== LISTED RECORDS ==
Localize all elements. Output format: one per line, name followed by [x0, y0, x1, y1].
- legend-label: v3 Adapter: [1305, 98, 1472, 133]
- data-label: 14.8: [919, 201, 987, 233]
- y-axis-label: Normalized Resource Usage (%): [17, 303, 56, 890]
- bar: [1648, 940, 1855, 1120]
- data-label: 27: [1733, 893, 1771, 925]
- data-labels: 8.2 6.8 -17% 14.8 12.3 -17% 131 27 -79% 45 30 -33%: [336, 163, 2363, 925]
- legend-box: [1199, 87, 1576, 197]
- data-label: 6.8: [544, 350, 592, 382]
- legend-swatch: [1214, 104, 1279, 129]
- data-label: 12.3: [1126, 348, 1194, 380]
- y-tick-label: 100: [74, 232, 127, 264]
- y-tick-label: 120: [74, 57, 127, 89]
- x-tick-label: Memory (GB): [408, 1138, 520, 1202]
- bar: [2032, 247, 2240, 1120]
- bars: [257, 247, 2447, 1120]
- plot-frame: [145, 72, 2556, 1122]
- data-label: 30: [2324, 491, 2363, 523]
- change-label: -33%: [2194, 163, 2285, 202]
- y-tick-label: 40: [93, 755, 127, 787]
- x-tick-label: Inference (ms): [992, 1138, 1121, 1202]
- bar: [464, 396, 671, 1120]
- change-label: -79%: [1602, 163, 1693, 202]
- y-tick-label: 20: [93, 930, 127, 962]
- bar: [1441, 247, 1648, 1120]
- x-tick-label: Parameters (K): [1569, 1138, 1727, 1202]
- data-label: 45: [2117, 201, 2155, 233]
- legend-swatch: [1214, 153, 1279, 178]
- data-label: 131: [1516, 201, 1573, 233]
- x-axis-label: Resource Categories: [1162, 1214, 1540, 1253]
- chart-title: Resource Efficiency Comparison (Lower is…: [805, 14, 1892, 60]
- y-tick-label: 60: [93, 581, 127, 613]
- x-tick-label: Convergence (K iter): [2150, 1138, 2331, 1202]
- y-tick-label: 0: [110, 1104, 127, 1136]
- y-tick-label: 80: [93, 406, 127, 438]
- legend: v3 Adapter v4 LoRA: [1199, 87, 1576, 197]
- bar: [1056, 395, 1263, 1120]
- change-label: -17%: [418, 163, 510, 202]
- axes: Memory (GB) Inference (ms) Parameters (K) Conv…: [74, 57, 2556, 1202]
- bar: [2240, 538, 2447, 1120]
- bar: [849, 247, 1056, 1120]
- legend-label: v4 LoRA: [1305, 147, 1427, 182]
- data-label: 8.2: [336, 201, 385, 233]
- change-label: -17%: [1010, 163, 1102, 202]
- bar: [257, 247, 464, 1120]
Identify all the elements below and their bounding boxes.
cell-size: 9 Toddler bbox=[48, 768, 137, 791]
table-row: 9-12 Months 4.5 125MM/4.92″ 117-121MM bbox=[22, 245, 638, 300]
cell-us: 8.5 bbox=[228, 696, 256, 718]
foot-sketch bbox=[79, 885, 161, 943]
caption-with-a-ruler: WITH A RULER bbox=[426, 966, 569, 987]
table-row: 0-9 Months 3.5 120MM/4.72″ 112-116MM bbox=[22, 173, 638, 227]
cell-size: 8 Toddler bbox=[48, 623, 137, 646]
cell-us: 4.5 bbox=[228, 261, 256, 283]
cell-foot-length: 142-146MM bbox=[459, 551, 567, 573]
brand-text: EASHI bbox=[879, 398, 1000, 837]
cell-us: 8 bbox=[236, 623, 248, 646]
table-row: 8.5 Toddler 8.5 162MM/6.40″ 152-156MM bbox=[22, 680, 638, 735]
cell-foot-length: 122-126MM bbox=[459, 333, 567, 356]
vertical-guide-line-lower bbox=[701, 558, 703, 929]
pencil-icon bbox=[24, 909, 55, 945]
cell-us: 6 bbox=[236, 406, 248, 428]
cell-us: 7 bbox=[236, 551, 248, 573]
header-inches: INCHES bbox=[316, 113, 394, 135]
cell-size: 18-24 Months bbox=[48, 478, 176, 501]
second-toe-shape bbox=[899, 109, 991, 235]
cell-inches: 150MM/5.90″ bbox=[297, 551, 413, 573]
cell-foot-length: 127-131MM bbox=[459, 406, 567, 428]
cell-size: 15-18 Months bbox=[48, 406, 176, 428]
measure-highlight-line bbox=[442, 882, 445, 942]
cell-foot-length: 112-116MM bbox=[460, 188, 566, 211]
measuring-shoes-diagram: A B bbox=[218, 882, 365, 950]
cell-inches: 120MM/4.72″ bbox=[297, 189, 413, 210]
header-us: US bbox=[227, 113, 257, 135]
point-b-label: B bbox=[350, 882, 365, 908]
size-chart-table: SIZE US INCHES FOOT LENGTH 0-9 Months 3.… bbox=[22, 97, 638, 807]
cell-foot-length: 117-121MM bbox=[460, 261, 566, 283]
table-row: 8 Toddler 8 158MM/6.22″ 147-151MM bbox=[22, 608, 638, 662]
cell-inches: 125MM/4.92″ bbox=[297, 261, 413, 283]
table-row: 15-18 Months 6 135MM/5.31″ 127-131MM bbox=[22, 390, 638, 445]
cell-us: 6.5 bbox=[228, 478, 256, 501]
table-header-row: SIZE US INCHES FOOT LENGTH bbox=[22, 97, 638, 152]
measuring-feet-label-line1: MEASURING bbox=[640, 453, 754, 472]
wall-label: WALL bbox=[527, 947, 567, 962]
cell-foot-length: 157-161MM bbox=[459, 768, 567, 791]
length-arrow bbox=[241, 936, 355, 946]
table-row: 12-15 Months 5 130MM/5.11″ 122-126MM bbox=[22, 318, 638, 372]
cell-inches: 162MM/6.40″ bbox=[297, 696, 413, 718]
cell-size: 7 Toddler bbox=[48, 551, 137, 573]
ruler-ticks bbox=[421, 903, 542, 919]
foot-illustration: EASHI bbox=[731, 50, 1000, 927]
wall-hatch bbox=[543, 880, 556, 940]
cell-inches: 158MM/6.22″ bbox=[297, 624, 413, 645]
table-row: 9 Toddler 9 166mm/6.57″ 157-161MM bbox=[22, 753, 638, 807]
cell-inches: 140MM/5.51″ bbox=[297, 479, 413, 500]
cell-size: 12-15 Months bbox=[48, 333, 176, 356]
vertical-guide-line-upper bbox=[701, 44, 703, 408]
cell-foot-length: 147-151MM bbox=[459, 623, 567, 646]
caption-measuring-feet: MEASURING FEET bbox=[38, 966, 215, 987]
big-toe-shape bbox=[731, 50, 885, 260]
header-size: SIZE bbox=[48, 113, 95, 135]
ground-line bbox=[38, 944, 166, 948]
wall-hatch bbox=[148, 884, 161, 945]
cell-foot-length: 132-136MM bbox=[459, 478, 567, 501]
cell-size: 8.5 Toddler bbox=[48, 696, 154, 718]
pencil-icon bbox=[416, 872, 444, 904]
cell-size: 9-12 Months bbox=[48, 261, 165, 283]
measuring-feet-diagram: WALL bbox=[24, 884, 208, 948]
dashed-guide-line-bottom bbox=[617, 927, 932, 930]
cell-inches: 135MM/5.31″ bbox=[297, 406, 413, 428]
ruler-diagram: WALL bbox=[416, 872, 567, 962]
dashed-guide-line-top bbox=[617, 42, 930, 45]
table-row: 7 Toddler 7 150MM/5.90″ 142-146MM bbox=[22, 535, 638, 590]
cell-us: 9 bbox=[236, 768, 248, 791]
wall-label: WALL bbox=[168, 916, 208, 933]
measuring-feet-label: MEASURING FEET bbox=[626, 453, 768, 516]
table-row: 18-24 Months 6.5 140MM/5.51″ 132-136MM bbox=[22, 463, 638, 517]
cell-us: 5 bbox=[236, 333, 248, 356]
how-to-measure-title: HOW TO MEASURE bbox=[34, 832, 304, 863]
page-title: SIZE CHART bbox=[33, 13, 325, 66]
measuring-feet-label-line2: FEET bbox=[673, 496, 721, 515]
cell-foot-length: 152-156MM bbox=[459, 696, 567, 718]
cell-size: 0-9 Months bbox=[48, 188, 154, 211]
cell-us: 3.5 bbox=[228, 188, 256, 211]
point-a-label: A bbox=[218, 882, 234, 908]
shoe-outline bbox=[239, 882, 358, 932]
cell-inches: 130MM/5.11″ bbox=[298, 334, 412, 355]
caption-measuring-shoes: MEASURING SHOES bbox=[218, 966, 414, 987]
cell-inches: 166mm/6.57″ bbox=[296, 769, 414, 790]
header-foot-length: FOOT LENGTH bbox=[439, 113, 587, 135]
===
Convert the stretch from the start of the items through the line that contains "- y-tick-label: 120: [74, 57, 127, 89]" into a JSON list of strings. Give one string for each line, and leave out any blank lines.

SOLUTION TO THE EXERCISE
[
  "Localize all elements. Output format: one per line, name followed by [x0, y0, x1, y1].",
  "- legend-label: v3 Adapter: [1305, 98, 1472, 133]",
  "- data-label: 14.8: [919, 201, 987, 233]",
  "- y-axis-label: Normalized Resource Usage (%): [17, 303, 56, 890]",
  "- bar: [1648, 940, 1855, 1120]",
  "- data-label: 27: [1733, 893, 1771, 925]",
  "- data-labels: 8.2 6.8 -17% 14.8 12.3 -17% 131 27 -79% 45 30 -33%: [336, 163, 2363, 925]",
  "- legend-box: [1199, 87, 1576, 197]",
  "- data-label: 6.8: [544, 350, 592, 382]",
  "- legend-swatch: [1214, 104, 1279, 129]",
  "- data-label: 12.3: [1126, 348, 1194, 380]",
  "- y-tick-label: 100: [74, 232, 127, 264]",
  "- y-tick-label: 120: [74, 57, 127, 89]"
]